Copy down every line where the string "como" shows up.

□ □ □ □ □

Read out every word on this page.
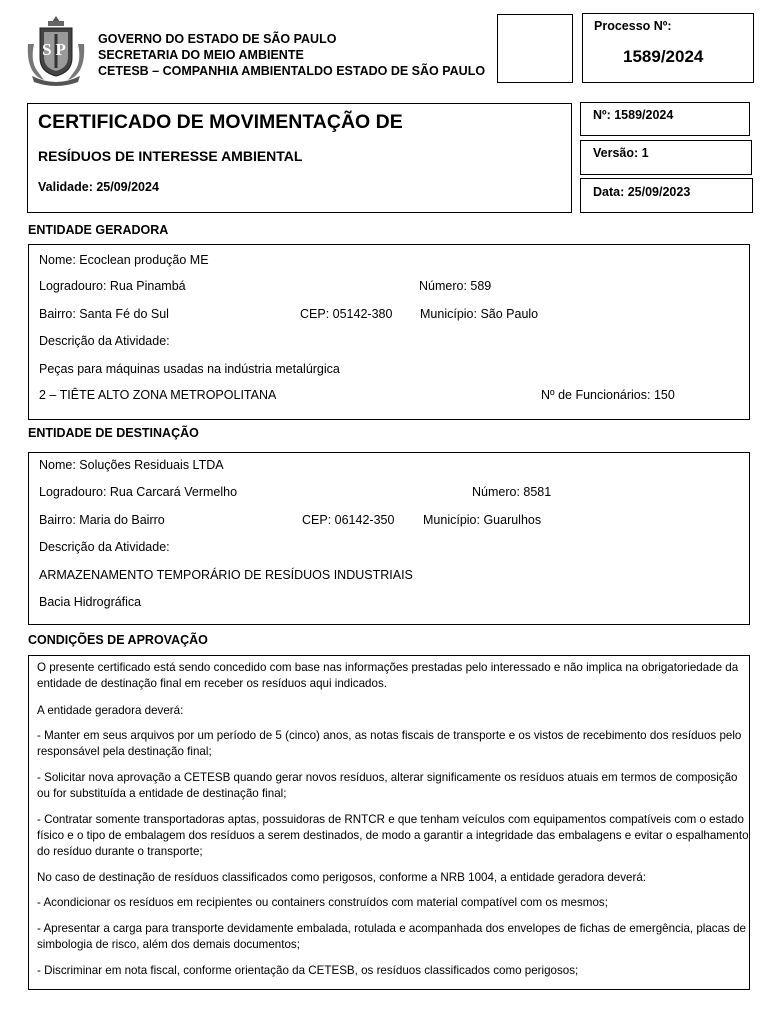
SP
GOVERNO DO ESTADO DE SÃO PAULO
SECRETARIA DO MEIO AMBIENTE
CETESB – COMPANHIA AMBIENTALDO ESTADO DE SÃO PAULO
Processo Nº:
1589/2024
CERTIFICADO DE MOVIMENTAÇÃO DE
RESÍDUOS DE INTERESSE AMBIENTAL
Validade: 25/09/2024
Nº: 1589/2024
Versão: 1
Data: 25/09/2023
ENTIDADE GERADORA
Nome: Ecoclean produção ME
Logradouro: Rua Pinambá	Número: 589
Bairro: Santa Fé do Sul	CEP: 05142-380 Município: São Paulo
Descrição da Atividade:
Peças para máquinas usadas na indústria metalúrgica
2 – TIÊTE ALTO ZONA METROPOLITANA	Nº de Funcionários: 150
ENTIDADE DE DESTINAÇÃO
Nome: Soluções Residuais LTDA
Logradouro: Rua Carcará Vermelho	Número: 8581
Bairro: Maria do Bairro	CEP: 06142-350 Município: Guarulhos
Descrição da Atividade:
ARMAZENAMENTO TEMPORÁRIO DE RESÍDUOS INDUSTRIAIS
Bacia Hidrográfica
CONDIÇÕES DE APROVAÇÃO
O presente certificado está sendo concedido com base nas informações prestadas pelo interessado e não implica na obrigatoriedade da entidade de destinação final em receber os resíduos aqui indicados.
A entidade geradora deverá:
- Manter em seus arquivos por um período de 5 (cinco) anos, as notas fiscais de transporte e os vistos de recebimento dos resíduos pelo responsável pela destinação final;
- Solicitar nova aprovação a CETESB quando gerar novos resíduos, alterar significamente os resíduos atuais em termos de composição ou for substituída a entidade de destinação final;
- Contratar somente transportadoras aptas, possuidoras de RNTCR e que tenham veículos com equipamentos compatíveis com o estado físico e o tipo de embalagem dos resíduos a serem destinados, de modo a garantir a integridade das embalagens e evitar o espalhamento do resíduo durante o transporte;
No caso de destinação de resíduos classificados como perigosos, conforme a NRB 1004, a entidade geradora deverá:
- Acondicionar os resíduos em recipientes ou containers construídos com material compatível com os mesmos;
- Apresentar a carga para transporte devidamente embalada, rotulada e acompanhada dos envelopes de fichas de emergência, placas de simbologia de risco, além dos demais documentos;
- Discriminar em nota fiscal, conforme orientação da CETESB, os resíduos classificados como perigosos;
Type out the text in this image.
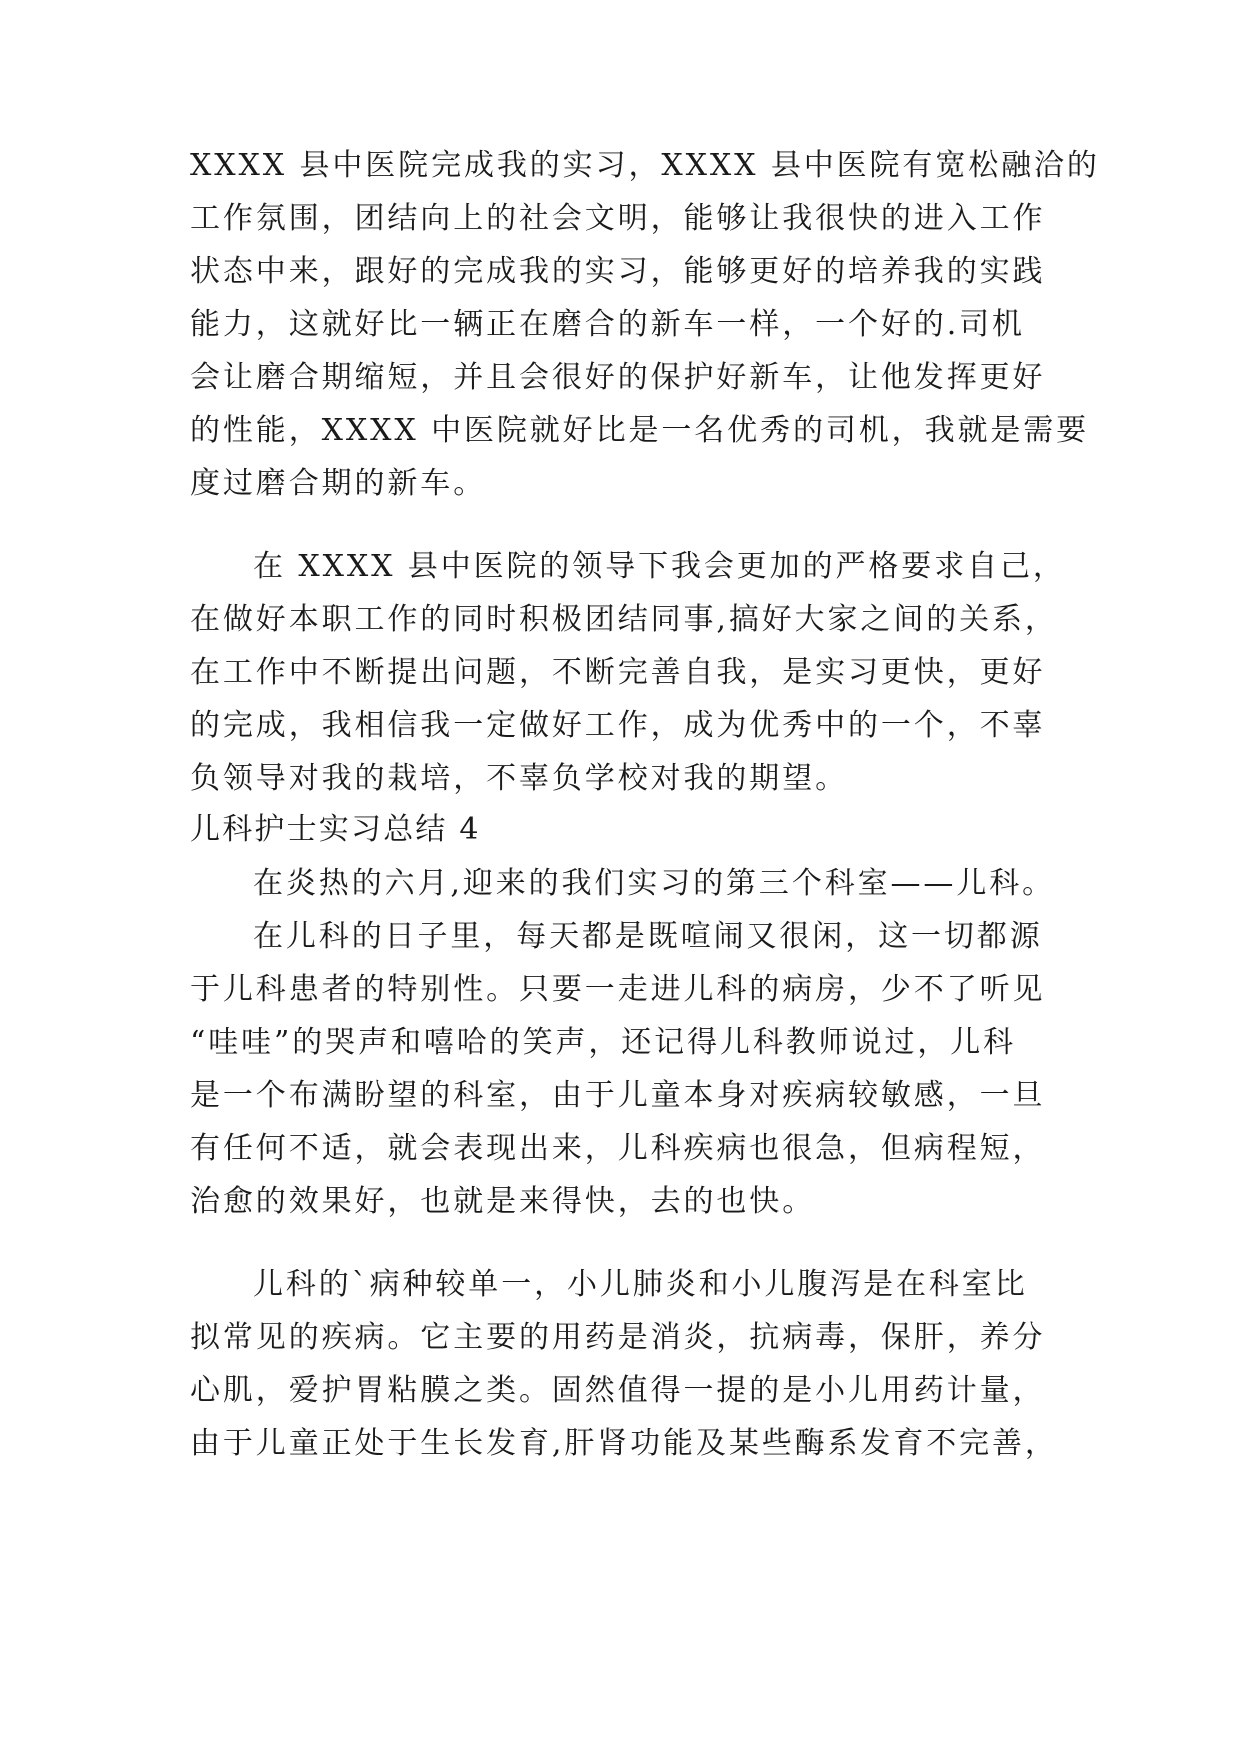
XXXX 县中医院完成我的实习，XXXX 县中医院有宽松融洽的
工作氛围，团结向上的社会文明，能够让我很快的进入工作
状态中来，跟好的完成我的实习，能够更好的培养我的实践
能力，这就好比一辆正在磨合的新车一样，一个好的.司机
会让磨合期缩短，并且会很好的保护好新车，让他发挥更好
的性能，XXXX 中医院就好比是一名优秀的司机，我就是需要
度过磨合期的新车。
在 XXXX 县中医院的领导下我会更加的严格要求自己，
在做好本职工作的同时积极团结同事,搞好大家之间的关系，
在工作中不断提出问题，不断完善自我，是实习更快，更好
的完成，我相信我一定做好工作，成为优秀中的一个，不辜
负领导对我的栽培，不辜负学校对我的期望。
儿科护士实习总结 4
在炎热的六月,迎来的我们实习的第三个科室——儿科。
在儿科的日子里，每天都是既喧闹又很闲，这一切都源
于儿科患者的特别性。只要一走进儿科的病房，少不了听见
“哇哇”的哭声和嘻哈的笑声，还记得儿科教师说过，儿科
是一个布满盼望的科室，由于儿童本身对疾病较敏感，一旦
有任何不适，就会表现出来，儿科疾病也很急，但病程短，
治愈的效果好，也就是来得快，去的也快。
儿科的`病种较单一，小儿肺炎和小儿腹泻是在科室比
拟常见的疾病。它主要的用药是消炎，抗病毒，保肝，养分
心肌，爱护胃粘膜之类。固然值得一提的是小儿用药计量，
由于儿童正处于生长发育,肝肾功能及某些酶系发育不完善，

□ □ □ □ □

▸ **COMPLETE RESPONSE**
No caso de destinação de resíduos classificados como perigosos, conforme a NRB 1004, a entidade geradora deverá:
- Discriminar em nota fiscal, conforme orientação da CETESB, os resíduos classificados como perigosos;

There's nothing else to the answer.